▼
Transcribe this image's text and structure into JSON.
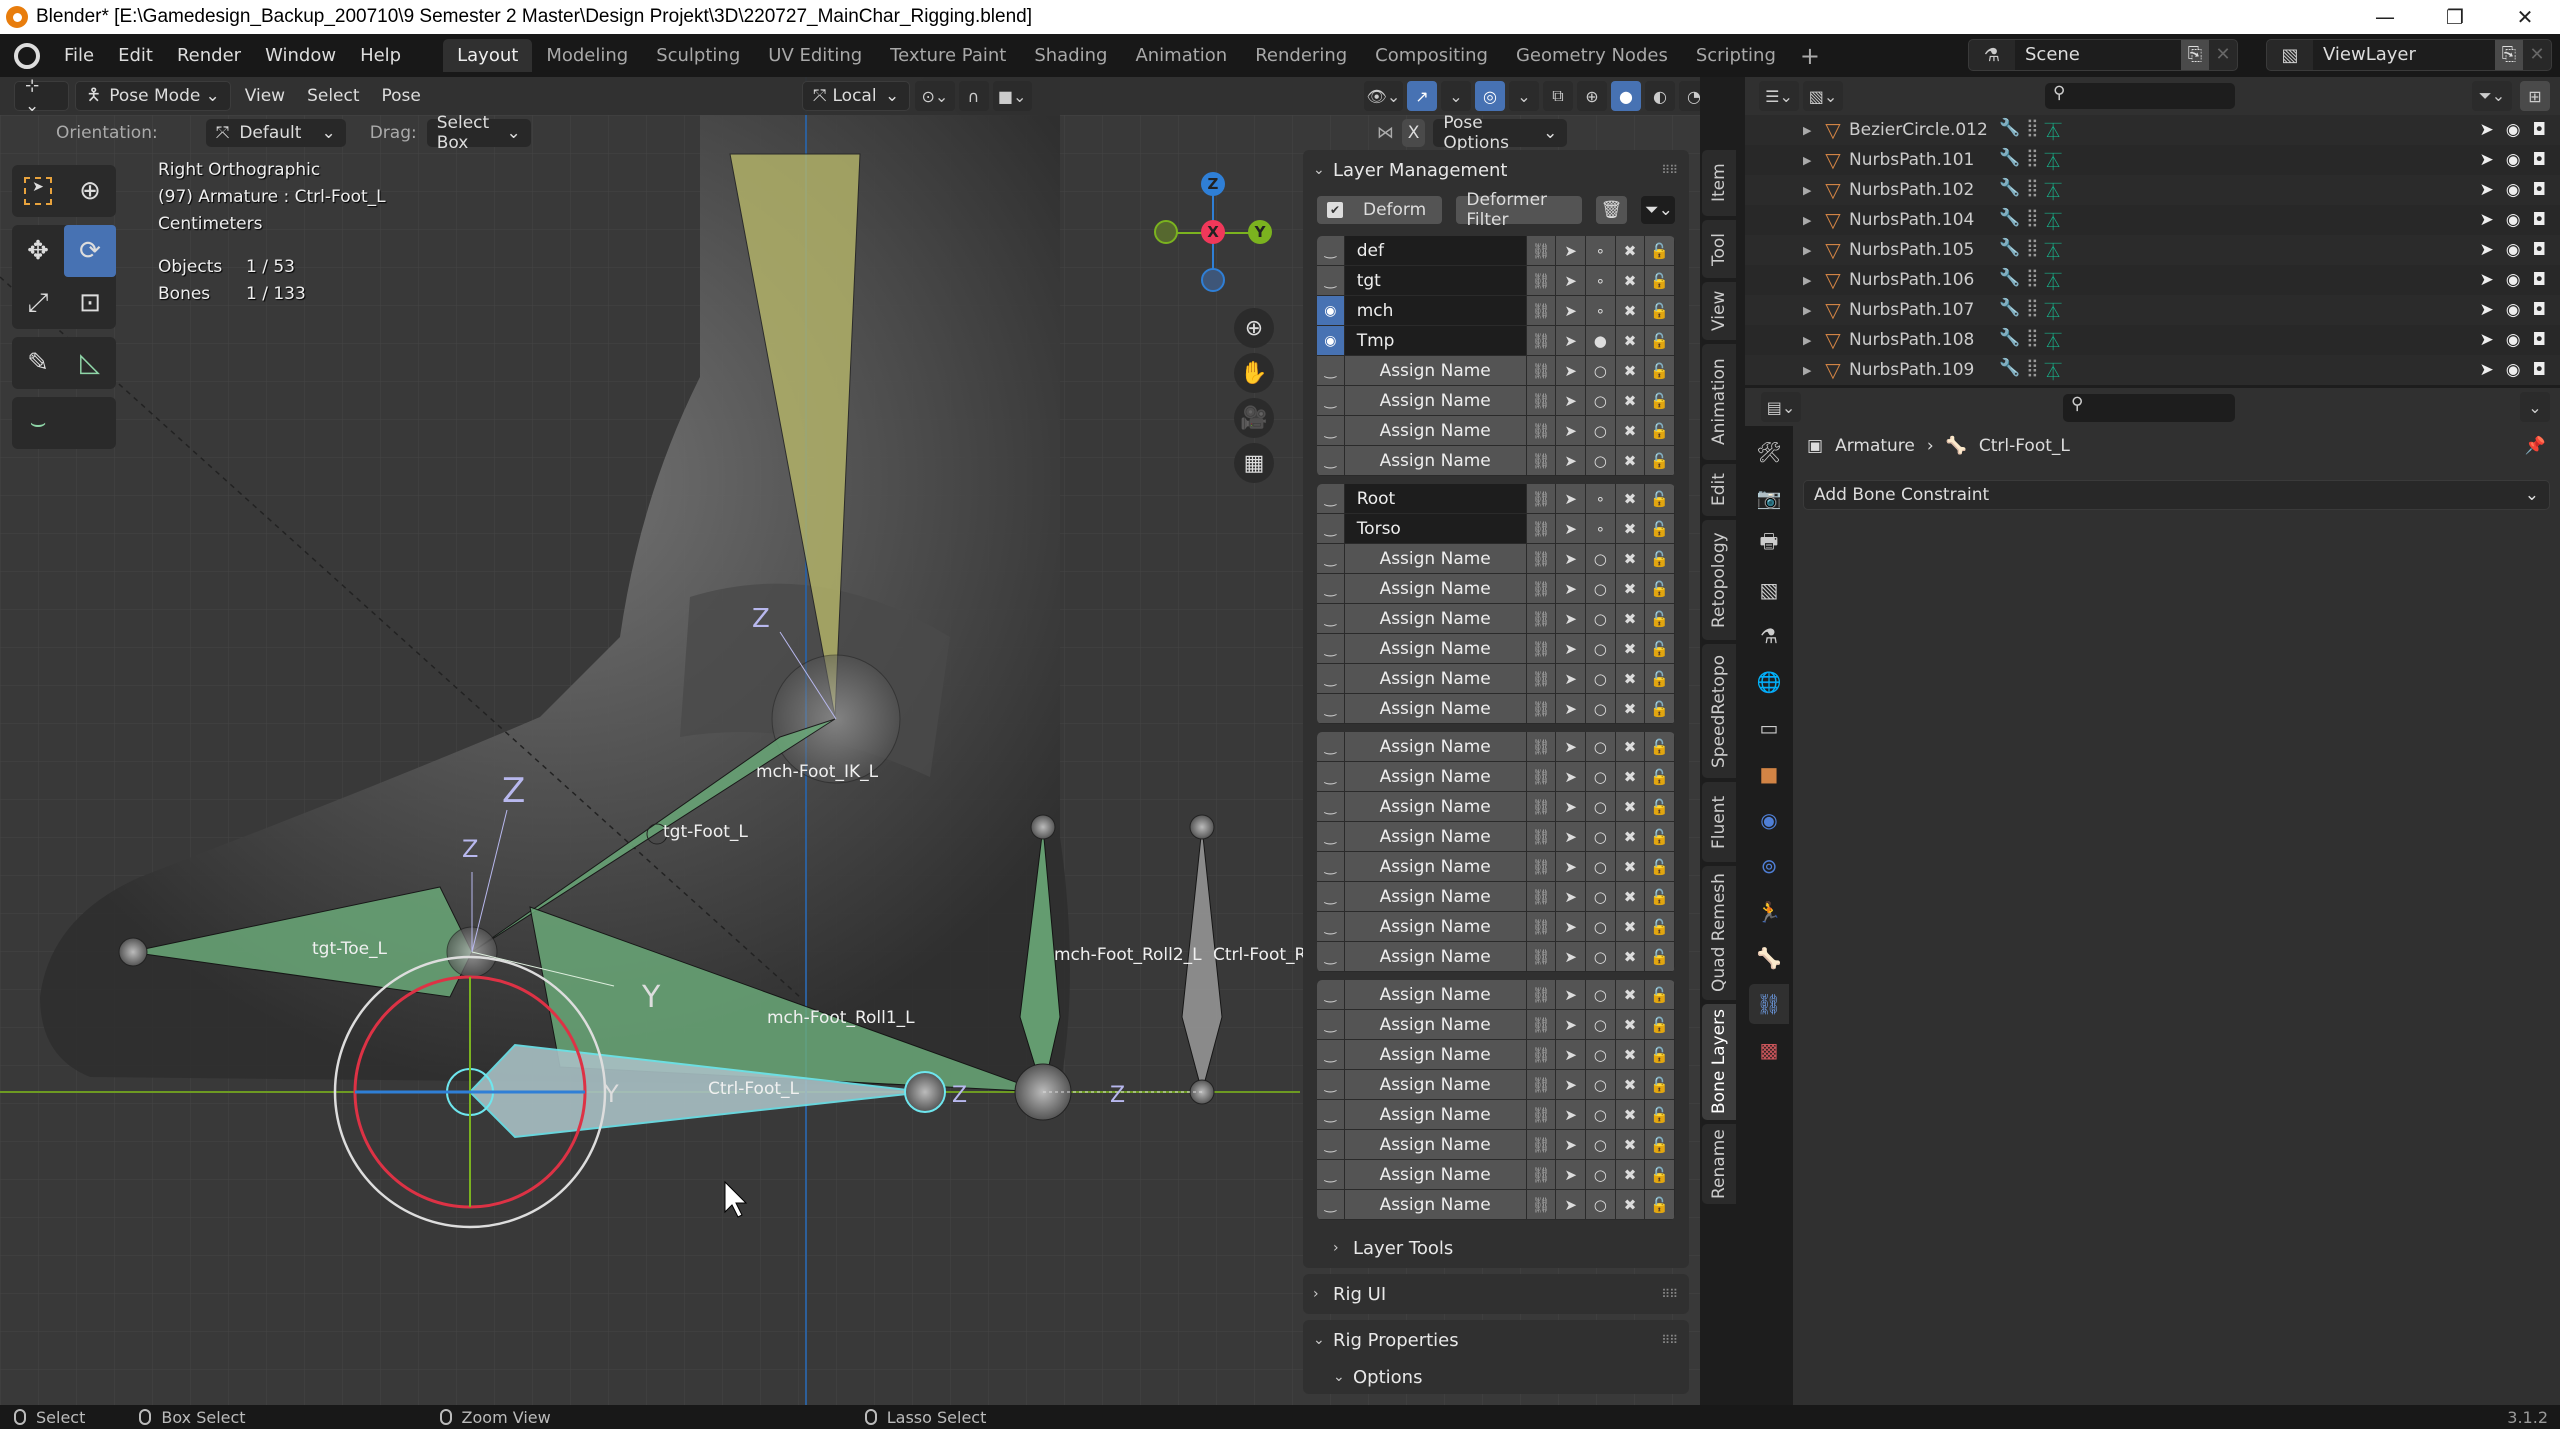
{
  "titlebar": {
    "title": "Blender* [E:\\Gamedesign_Backup_200710\\9 Semester 2 Master\\Design Projekt\\3D\\220727_MainChar_Rigging.blend]",
    "minimize": "—",
    "maximize": "❐",
    "close": "✕"
  },
  "menubar": {
    "menus": [
      "File",
      "Edit",
      "Render",
      "Window",
      "Help"
    ],
    "workspaces": [
      {
        "label": "Layout",
        "active": true
      },
      {
        "label": "Modeling"
      },
      {
        "label": "Sculpting"
      },
      {
        "label": "UV Editing"
      },
      {
        "label": "Texture Paint"
      },
      {
        "label": "Shading"
      },
      {
        "label": "Animation"
      },
      {
        "label": "Rendering"
      },
      {
        "label": "Compositing"
      },
      {
        "label": "Geometry Nodes"
      },
      {
        "label": "Scripting"
      }
    ],
    "add_workspace": "+",
    "scene": "Scene",
    "view_layer": "ViewLayer"
  },
  "viewport_header": {
    "mode": "Pose Mode",
    "menus": [
      "View",
      "Select",
      "Pose"
    ],
    "transform_orientation": "Local"
  },
  "tool_settings": {
    "orientation_label": "Orientation:",
    "orientation_value": "Default",
    "drag_label": "Drag:",
    "drag_value": "Select Box",
    "mirror_x": "X",
    "pose_options": "Pose Options"
  },
  "viewport_info": {
    "view": "Right Orthographic",
    "object": "(97) Armature : Ctrl-Foot_L",
    "units": "Centimeters",
    "objects_label": "Objects",
    "objects_value": "1 / 53",
    "bones_label": "Bones",
    "bones_value": "1 / 133"
  },
  "gizmo": {
    "z": "Z",
    "x": "X",
    "y": "Y"
  },
  "bone_labels": [
    "mch-Foot_IK_L",
    "tgt-Foot_L",
    "tgt-Toe_L",
    "mch-Foot_Roll1_L",
    "mch-Foot_Roll2_L",
    "Ctrl-Foot_Roll",
    "Ctrl-Foot_L"
  ],
  "axis_labels": {
    "z": "Z",
    "y": "Y"
  },
  "layer_management": {
    "title": "Layer Management",
    "deform_label": "Deform",
    "deform_checked": true,
    "deformer_filter": "Deformer Filter",
    "groups": [
      [
        {
          "name": "def",
          "visible": false,
          "named": true,
          "active": false
        },
        {
          "name": "tgt",
          "visible": false,
          "named": true,
          "active": false
        },
        {
          "name": "mch",
          "visible": true,
          "named": true,
          "active": false
        },
        {
          "name": "Tmp",
          "visible": true,
          "named": true,
          "active": true
        },
        {
          "name": "Assign Name",
          "visible": false,
          "named": false
        },
        {
          "name": "Assign Name",
          "visible": false,
          "named": false
        },
        {
          "name": "Assign Name",
          "visible": false,
          "named": false
        },
        {
          "name": "Assign Name",
          "visible": false,
          "named": false
        }
      ],
      [
        {
          "name": "Root",
          "visible": false,
          "named": true,
          "active": false
        },
        {
          "name": "Torso",
          "visible": false,
          "named": true,
          "active": false
        },
        {
          "name": "Assign Name",
          "visible": false,
          "named": false
        },
        {
          "name": "Assign Name",
          "visible": false,
          "named": false
        },
        {
          "name": "Assign Name",
          "visible": false,
          "named": false
        },
        {
          "name": "Assign Name",
          "visible": false,
          "named": false
        },
        {
          "name": "Assign Name",
          "visible": false,
          "named": false
        },
        {
          "name": "Assign Name",
          "visible": false,
          "named": false
        }
      ],
      [
        {
          "name": "Assign Name",
          "visible": false,
          "named": false
        },
        {
          "name": "Assign Name",
          "visible": false,
          "named": false
        },
        {
          "name": "Assign Name",
          "visible": false,
          "named": false
        },
        {
          "name": "Assign Name",
          "visible": false,
          "named": false
        },
        {
          "name": "Assign Name",
          "visible": false,
          "named": false
        },
        {
          "name": "Assign Name",
          "visible": false,
          "named": false
        },
        {
          "name": "Assign Name",
          "visible": false,
          "named": false
        },
        {
          "name": "Assign Name",
          "visible": false,
          "named": false
        }
      ],
      [
        {
          "name": "Assign Name",
          "visible": false,
          "named": false
        },
        {
          "name": "Assign Name",
          "visible": false,
          "named": false
        },
        {
          "name": "Assign Name",
          "visible": false,
          "named": false
        },
        {
          "name": "Assign Name",
          "visible": false,
          "named": false
        },
        {
          "name": "Assign Name",
          "visible": false,
          "named": false
        },
        {
          "name": "Assign Name",
          "visible": false,
          "named": false
        },
        {
          "name": "Assign Name",
          "visible": false,
          "named": false
        },
        {
          "name": "Assign Name",
          "visible": false,
          "named": false
        }
      ]
    ],
    "layer_tools": "Layer Tools"
  },
  "rig_ui": "Rig UI",
  "rig_properties": {
    "title": "Rig Properties",
    "options": "Options"
  },
  "side_tabs": [
    "Item",
    "Tool",
    "View",
    "Animation",
    "Edit",
    "Retopology",
    "SpeedRetopo",
    "Fluent",
    "Quad Remesh",
    "Bone Layers",
    "Rename"
  ],
  "active_side_tab": "Bone Layers",
  "outliner": {
    "items": [
      "BezierCircle.012",
      "NurbsPath.101",
      "NurbsPath.102",
      "NurbsPath.104",
      "NurbsPath.105",
      "NurbsPath.106",
      "NurbsPath.107",
      "NurbsPath.108",
      "NurbsPath.109"
    ]
  },
  "properties": {
    "breadcrumb_object": "Armature",
    "breadcrumb_bone": "Ctrl-Foot_L",
    "add_constraint": "Add Bone Constraint"
  },
  "statusbar": {
    "select": "Select",
    "box_select": "Box Select",
    "zoom_view": "Zoom View",
    "lasso_select": "Lasso Select",
    "version": "3.1.2"
  },
  "colors": {
    "accent": "#4772b3",
    "bone_green": "#6aa878",
    "active_bone": "#a8c0c4",
    "object_orange": "#d28445",
    "x_axis": "#f0385a",
    "y_axis": "#7bb31f",
    "z_axis": "#2f7fd6"
  }
}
▲
What to do
Copy the material exactly. Do not include the pictures.

Response
Transcribe this image's text and structure into JSON.
{
  "titlebar": {
    "title": "Blender* [E:\\Gamedesign_Backup_200710\\9 Semester 2 Master\\Design Projekt\\3D\\220727_MainChar_Rigging.blend]",
    "minimize": "—",
    "maximize": "❐",
    "close": "✕"
  },
  "menubar": {
    "menus": [
      "File",
      "Edit",
      "Render",
      "Window",
      "Help"
    ],
    "workspaces": [
      {
        "label": "Layout",
        "active": true
      },
      {
        "label": "Modeling"
      },
      {
        "label": "Sculpting"
      },
      {
        "label": "UV Editing"
      },
      {
        "label": "Texture Paint"
      },
      {
        "label": "Shading"
      },
      {
        "label": "Animation"
      },
      {
        "label": "Rendering"
      },
      {
        "label": "Compositing"
      },
      {
        "label": "Geometry Nodes"
      },
      {
        "label": "Scripting"
      }
    ],
    "add_workspace": "+",
    "scene": "Scene",
    "view_layer": "ViewLayer"
  },
  "viewport_header": {
    "mode": "Pose Mode",
    "menus": [
      "View",
      "Select",
      "Pose"
    ],
    "transform_orientation": "Local"
  },
  "tool_settings": {
    "orientation_label": "Orientation:",
    "orientation_value": "Default",
    "drag_label": "Drag:",
    "drag_value": "Select Box",
    "mirror_x": "X",
    "pose_options": "Pose Options"
  },
  "viewport_info": {
    "view": "Right Orthographic",
    "object": "(97) Armature : Ctrl-Foot_L",
    "units": "Centimeters",
    "objects_label": "Objects",
    "objects_value": "1 / 53",
    "bones_label": "Bones",
    "bones_value": "1 / 133"
  },
  "gizmo": {
    "z": "Z",
    "x": "X",
    "y": "Y"
  },
  "bone_labels": [
    "mch-Foot_IK_L",
    "tgt-Foot_L",
    "tgt-Toe_L",
    "mch-Foot_Roll1_L",
    "mch-Foot_Roll2_L",
    "Ctrl-Foot_Roll",
    "Ctrl-Foot_L"
  ],
  "axis_labels": {
    "z": "Z",
    "y": "Y"
  },
  "layer_management": {
    "title": "Layer Management",
    "deform_label": "Deform",
    "deform_checked": true,
    "deformer_filter": "Deformer Filter",
    "groups": [
      [
        {
          "name": "def",
          "visible": false,
          "named": true,
          "active": false
        },
        {
          "name": "tgt",
          "visible": false,
          "named": true,
          "active": false
        },
        {
          "name": "mch",
          "visible": true,
          "named": true,
          "active": false
        },
        {
          "name": "Tmp",
          "visible": true,
          "named": true,
          "active": true
        },
        {
          "name": "Assign Name",
          "visible": false,
          "named": false
        },
        {
          "name": "Assign Name",
          "visible": false,
          "named": false
        },
        {
          "name": "Assign Name",
          "visible": false,
          "named": false
        },
        {
          "name": "Assign Name",
          "visible": false,
          "named": false
        }
      ],
      [
        {
          "name": "Root",
          "visible": false,
          "named": true,
          "active": false
        },
        {
          "name": "Torso",
          "visible": false,
          "named": true,
          "active": false
        },
        {
          "name": "Assign Name",
          "visible": false,
          "named": false
        },
        {
          "name": "Assign Name",
          "visible": false,
          "named": false
        },
        {
          "name": "Assign Name",
          "visible": false,
          "named": false
        },
        {
          "name": "Assign Name",
          "visible": false,
          "named": false
        },
        {
          "name": "Assign Name",
          "visible": false,
          "named": false
        },
        {
          "name": "Assign Name",
          "visible": false,
          "named": false
        }
      ],
      [
        {
          "name": "Assign Name",
          "visible": false,
          "named": false
        },
        {
          "name": "Assign Name",
          "visible": false,
          "named": false
        },
        {
          "name": "Assign Name",
          "visible": false,
          "named": false
        },
        {
          "name": "Assign Name",
          "visible": false,
          "named": false
        },
        {
          "name": "Assign Name",
          "visible": false,
          "named": false
        },
        {
          "name": "Assign Name",
          "visible": false,
          "named": false
        },
        {
          "name": "Assign Name",
          "visible": false,
          "named": false
        },
        {
          "name": "Assign Name",
          "visible": false,
          "named": false
        }
      ],
      [
        {
          "name": "Assign Name",
          "visible": false,
          "named": false
        },
        {
          "name": "Assign Name",
          "visible": false,
          "named": false
        },
        {
          "name": "Assign Name",
          "visible": false,
          "named": false
        },
        {
          "name": "Assign Name",
          "visible": false,
          "named": false
        },
        {
          "name": "Assign Name",
          "visible": false,
          "named": false
        },
        {
          "name": "Assign Name",
          "visible": false,
          "named": false
        },
        {
          "name": "Assign Name",
          "visible": false,
          "named": false
        },
        {
          "name": "Assign Name",
          "visible": false,
          "named": false
        }
      ]
    ],
    "layer_tools": "Layer Tools"
  },
  "rig_ui": "Rig UI",
  "rig_properties": {
    "title": "Rig Properties",
    "options": "Options"
  },
  "side_tabs": [
    "Item",
    "Tool",
    "View",
    "Animation",
    "Edit",
    "Retopology",
    "SpeedRetopo",
    "Fluent",
    "Quad Remesh",
    "Bone Layers",
    "Rename"
  ],
  "active_side_tab": "Bone Layers",
  "outliner": {
    "items": [
      "BezierCircle.012",
      "NurbsPath.101",
      "NurbsPath.102",
      "NurbsPath.104",
      "NurbsPath.105",
      "NurbsPath.106",
      "NurbsPath.107",
      "NurbsPath.108",
      "NurbsPath.109"
    ]
  },
  "properties": {
    "breadcrumb_object": "Armature",
    "breadcrumb_bone": "Ctrl-Foot_L",
    "add_constraint": "Add Bone Constraint"
  },
  "statusbar": {
    "select": "Select",
    "box_select": "Box Select",
    "zoom_view": "Zoom View",
    "lasso_select": "Lasso Select",
    "version": "3.1.2"
  },
  "colors": {
    "accent": "#4772b3",
    "bone_green": "#6aa878",
    "active_bone": "#a8c0c4",
    "object_orange": "#d28445",
    "x_axis": "#f0385a",
    "y_axis": "#7bb31f",
    "z_axis": "#2f7fd6"
  }
}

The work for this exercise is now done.